**Problem details**: Gather every line from the entries below that includes "redução".

-----

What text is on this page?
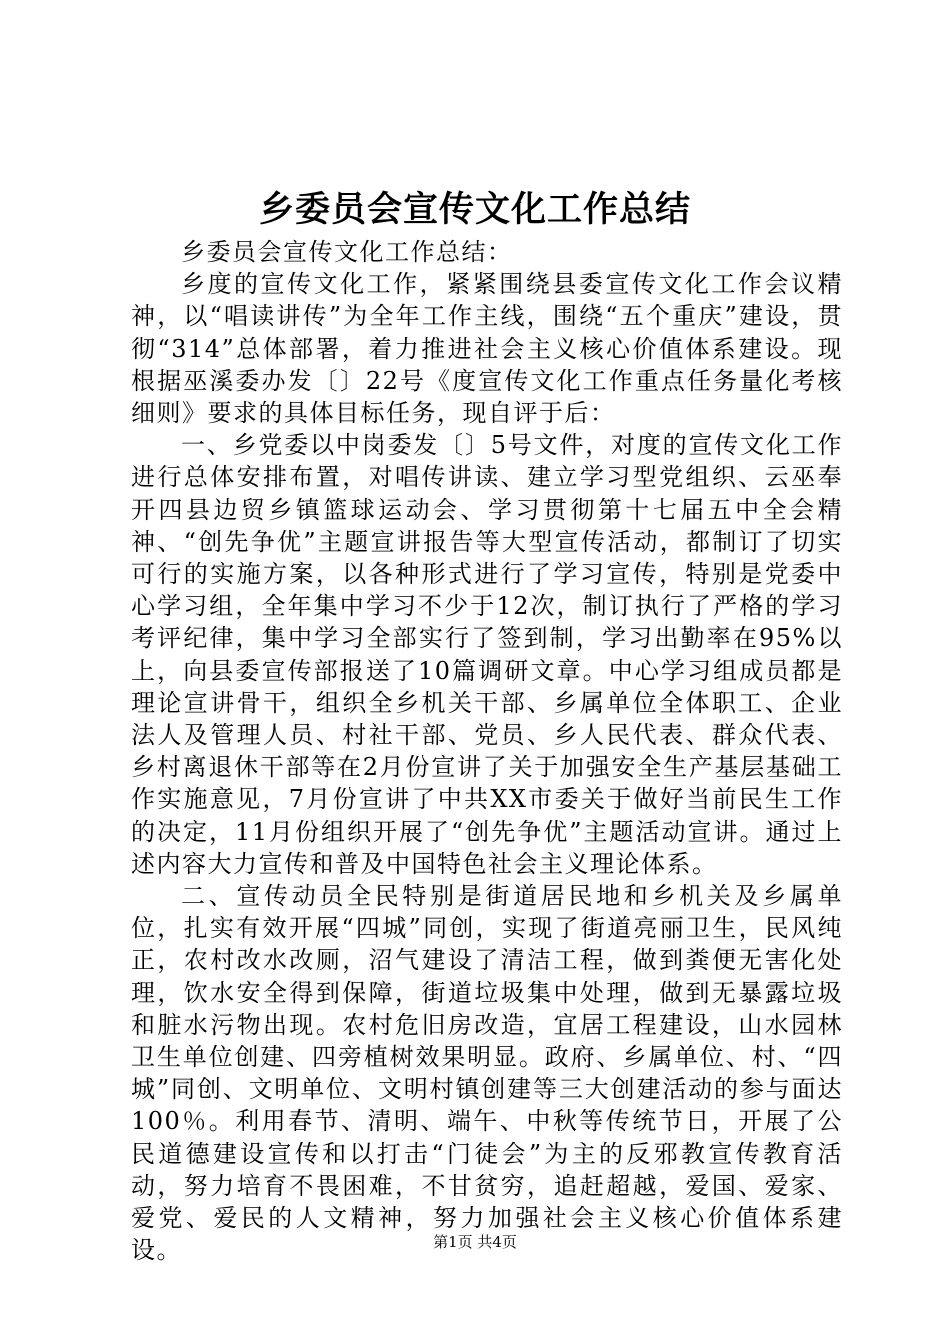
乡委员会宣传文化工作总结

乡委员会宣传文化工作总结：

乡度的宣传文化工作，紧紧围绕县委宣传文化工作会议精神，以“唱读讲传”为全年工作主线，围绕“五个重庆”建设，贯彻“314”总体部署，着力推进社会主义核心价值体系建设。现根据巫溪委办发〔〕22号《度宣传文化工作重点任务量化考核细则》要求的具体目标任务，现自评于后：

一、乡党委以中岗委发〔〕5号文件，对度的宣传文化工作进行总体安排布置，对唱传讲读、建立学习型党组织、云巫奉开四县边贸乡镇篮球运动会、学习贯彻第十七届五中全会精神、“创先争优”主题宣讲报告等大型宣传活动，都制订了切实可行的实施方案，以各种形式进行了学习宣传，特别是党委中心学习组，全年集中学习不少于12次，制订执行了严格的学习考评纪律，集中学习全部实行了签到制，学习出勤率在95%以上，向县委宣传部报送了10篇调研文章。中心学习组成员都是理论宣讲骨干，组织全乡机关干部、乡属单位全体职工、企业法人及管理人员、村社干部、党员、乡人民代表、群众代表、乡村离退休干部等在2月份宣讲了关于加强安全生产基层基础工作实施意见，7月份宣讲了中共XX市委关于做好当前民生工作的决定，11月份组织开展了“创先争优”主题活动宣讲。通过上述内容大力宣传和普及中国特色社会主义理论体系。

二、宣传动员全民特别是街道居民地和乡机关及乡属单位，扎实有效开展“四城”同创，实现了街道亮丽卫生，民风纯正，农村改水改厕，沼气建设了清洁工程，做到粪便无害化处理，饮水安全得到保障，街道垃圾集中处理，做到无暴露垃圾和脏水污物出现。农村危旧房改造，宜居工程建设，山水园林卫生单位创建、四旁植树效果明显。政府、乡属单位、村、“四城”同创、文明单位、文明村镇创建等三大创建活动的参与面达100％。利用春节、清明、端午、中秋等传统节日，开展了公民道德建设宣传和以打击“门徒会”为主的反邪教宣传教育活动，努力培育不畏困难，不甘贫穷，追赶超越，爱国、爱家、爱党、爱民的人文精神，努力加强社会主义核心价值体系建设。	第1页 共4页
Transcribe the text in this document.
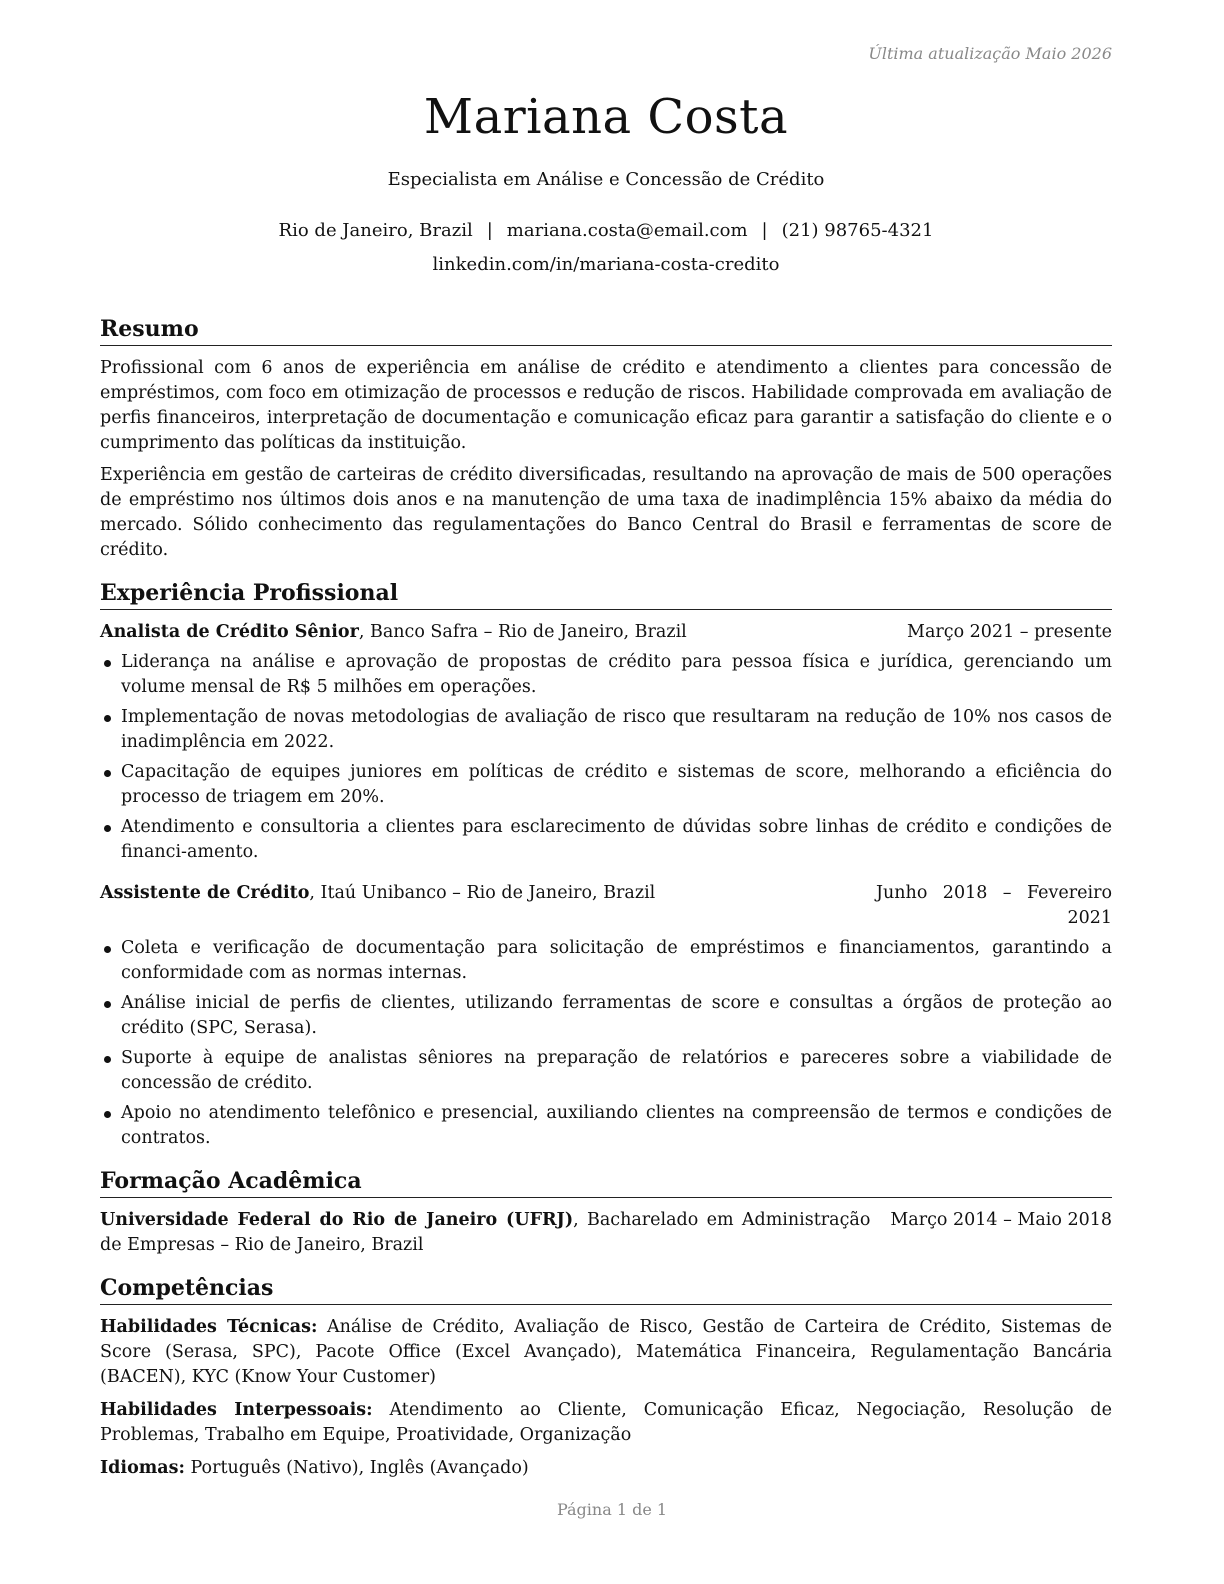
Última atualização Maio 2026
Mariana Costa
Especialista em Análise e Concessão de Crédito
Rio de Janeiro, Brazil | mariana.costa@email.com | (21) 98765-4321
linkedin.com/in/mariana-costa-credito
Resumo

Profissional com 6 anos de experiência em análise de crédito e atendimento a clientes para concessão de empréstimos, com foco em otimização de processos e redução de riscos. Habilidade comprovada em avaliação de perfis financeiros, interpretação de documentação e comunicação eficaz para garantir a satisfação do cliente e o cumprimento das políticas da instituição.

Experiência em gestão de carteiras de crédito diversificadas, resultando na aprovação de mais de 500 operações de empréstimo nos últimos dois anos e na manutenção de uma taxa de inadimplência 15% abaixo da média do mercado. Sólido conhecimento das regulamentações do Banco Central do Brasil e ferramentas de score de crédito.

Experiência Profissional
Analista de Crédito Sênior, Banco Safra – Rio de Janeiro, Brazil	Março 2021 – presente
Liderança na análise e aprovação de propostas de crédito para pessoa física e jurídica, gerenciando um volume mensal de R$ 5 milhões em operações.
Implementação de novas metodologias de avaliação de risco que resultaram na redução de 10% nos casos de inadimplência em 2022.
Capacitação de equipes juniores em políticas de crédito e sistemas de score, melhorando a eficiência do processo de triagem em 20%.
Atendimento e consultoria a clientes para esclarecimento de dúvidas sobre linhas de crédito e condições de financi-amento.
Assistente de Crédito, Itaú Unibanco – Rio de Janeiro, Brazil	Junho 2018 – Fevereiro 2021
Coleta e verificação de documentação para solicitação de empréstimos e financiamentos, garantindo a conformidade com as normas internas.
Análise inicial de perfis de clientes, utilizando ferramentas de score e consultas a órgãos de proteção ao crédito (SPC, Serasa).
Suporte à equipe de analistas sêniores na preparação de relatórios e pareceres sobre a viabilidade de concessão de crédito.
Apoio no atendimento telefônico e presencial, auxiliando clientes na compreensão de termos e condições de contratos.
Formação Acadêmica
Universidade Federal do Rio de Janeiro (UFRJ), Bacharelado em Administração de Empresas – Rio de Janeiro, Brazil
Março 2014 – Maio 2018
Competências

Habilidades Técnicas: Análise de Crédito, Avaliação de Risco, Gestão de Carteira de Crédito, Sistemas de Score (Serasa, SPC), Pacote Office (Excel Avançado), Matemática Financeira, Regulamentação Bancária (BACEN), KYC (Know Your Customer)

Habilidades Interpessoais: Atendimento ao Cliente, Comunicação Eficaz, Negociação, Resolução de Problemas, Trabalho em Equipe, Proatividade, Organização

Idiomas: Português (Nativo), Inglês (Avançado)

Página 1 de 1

-----

**The answer**:
Profissional com 6 anos de experiência em análise de crédito e atendimento a clientes para concessão de empréstimos, com foco em otimização de processos e redução de riscos. Habilidade comprovada em avaliação de perfis financeiros, interpretação de documentação e comunicação eficaz para garantir a satisfação do cliente e o cumprimento das políticas da instituição.
Implementação de novas metodologias de avaliação de risco que resultaram na redução de 10% nos casos de inadimplência em 2022.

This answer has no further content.